-- SHORT PROBLEM --
Copy the lines verbatim, starting at the first line and ending at the line that contains "The housing wall 18a is at (516, 484).", both included.

-- EXTRACTED RECORDS --
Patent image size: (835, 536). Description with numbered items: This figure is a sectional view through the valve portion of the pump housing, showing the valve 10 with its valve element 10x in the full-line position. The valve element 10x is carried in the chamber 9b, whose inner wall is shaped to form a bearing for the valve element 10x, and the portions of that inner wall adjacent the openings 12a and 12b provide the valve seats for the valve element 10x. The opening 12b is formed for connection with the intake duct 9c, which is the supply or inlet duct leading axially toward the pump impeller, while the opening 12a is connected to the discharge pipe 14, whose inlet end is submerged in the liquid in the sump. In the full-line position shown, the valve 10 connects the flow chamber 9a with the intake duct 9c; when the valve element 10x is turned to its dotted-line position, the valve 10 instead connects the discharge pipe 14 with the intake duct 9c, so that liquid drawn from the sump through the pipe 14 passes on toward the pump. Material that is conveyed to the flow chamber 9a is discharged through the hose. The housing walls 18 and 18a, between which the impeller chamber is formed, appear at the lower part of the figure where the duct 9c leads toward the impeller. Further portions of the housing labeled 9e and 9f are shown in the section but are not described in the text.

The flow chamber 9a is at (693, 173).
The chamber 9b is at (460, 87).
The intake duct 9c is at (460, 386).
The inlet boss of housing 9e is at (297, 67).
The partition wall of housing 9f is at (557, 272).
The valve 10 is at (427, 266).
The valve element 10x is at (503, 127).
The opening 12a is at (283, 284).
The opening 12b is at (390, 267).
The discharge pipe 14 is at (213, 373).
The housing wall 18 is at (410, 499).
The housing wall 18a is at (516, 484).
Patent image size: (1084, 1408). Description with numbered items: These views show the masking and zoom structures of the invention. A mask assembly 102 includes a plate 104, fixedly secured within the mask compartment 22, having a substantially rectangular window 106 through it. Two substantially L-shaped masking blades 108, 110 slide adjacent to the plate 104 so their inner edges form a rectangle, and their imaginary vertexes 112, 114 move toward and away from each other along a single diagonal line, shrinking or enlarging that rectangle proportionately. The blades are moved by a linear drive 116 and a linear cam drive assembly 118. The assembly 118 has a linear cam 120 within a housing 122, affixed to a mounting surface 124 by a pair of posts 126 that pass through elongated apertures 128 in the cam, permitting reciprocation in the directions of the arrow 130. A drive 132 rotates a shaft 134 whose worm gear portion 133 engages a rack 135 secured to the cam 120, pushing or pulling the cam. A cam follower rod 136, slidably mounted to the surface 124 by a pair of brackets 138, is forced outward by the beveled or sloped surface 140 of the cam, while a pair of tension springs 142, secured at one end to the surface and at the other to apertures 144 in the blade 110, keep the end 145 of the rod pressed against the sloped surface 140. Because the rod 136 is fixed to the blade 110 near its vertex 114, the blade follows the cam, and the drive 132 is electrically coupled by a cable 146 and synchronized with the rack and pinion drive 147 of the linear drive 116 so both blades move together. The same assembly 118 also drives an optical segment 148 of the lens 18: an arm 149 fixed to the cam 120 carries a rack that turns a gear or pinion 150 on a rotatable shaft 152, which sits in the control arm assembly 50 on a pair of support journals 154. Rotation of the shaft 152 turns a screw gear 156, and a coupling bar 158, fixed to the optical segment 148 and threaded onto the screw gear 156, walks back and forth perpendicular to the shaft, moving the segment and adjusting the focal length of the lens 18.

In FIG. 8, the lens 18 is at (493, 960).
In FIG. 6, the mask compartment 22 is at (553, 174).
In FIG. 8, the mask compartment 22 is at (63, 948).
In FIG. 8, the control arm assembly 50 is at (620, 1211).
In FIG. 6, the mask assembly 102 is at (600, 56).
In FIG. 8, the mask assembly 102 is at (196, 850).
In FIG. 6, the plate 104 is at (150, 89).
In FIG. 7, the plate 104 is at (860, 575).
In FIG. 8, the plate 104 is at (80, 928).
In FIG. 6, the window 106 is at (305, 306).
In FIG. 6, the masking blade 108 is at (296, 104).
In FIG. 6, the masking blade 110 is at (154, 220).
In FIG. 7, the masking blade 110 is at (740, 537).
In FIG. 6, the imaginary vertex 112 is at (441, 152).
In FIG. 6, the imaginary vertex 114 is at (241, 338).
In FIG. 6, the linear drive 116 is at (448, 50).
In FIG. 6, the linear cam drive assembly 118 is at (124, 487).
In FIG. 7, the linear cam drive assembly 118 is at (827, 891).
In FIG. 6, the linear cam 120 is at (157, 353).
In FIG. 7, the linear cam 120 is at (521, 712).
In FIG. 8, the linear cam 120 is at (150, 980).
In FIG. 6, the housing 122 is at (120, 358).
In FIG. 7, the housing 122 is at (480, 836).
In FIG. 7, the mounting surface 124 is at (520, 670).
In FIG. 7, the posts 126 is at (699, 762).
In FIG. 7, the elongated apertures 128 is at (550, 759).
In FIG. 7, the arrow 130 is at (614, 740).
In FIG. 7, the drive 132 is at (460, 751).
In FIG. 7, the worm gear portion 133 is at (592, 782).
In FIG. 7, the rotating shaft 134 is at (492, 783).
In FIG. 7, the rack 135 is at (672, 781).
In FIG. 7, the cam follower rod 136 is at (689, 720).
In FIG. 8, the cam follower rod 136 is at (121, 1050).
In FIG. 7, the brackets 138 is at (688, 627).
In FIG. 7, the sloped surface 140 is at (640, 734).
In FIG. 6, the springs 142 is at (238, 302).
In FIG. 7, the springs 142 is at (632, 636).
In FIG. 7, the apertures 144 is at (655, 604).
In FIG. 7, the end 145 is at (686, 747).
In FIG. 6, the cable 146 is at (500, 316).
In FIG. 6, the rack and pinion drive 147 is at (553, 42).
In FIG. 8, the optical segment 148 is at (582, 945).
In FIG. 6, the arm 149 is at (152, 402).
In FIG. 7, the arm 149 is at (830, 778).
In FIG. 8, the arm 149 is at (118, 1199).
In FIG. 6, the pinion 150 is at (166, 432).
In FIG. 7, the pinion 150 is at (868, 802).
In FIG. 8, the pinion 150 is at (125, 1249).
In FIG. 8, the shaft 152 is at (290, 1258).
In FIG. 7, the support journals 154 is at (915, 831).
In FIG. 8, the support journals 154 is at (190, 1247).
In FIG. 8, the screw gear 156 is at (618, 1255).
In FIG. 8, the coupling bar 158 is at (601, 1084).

-- TASK OUTPUT --
Patent image size: (835, 536). Description with numbered items: This figure is a sectional view through the valve portion of the pump housing, showing the valve 10 with its valve element 10x in the full-line position. The valve element 10x is carried in the chamber 9b, whose inner wall is shaped to form a bearing for the valve element 10x, and the portions of that inner wall adjacent the openings 12a and 12b provide the valve seats for the valve element 10x. The opening 12b is formed for connection with the intake duct 9c, which is the supply or inlet duct leading axially toward the pump impeller, while the opening 12a is connected to the discharge pipe 14, whose inlet end is submerged in the liquid in the sump. In the full-line position shown, the valve 10 connects the flow chamber 9a with the intake duct 9c; when the valve element 10x is turned to its dotted-line position, the valve 10 instead connects the discharge pipe 14 with the intake duct 9c, so that liquid drawn from the sump through the pipe 14 passes on toward the pump. Material that is conveyed to the flow chamber 9a is discharged through the hose. The housing walls 18 and 18a, between which the impeller chamber is formed, appear at the lower part of the figure where the duct 9c leads toward the impeller. Further portions of the housing labeled 9e and 9f are shown in the section but are not described in the text.

The flow chamber 9a is at (693, 173).
The chamber 9b is at (460, 87).
The intake duct 9c is at (460, 386).
The inlet boss of housing 9e is at (297, 67).
The partition wall of housing 9f is at (557, 272).
The valve 10 is at (427, 266).
The valve element 10x is at (503, 127).
The opening 12a is at (283, 284).
The opening 12b is at (390, 267).
The discharge pipe 14 is at (213, 373).
The housing wall 18 is at (410, 499).
The housing wall 18a is at (516, 484).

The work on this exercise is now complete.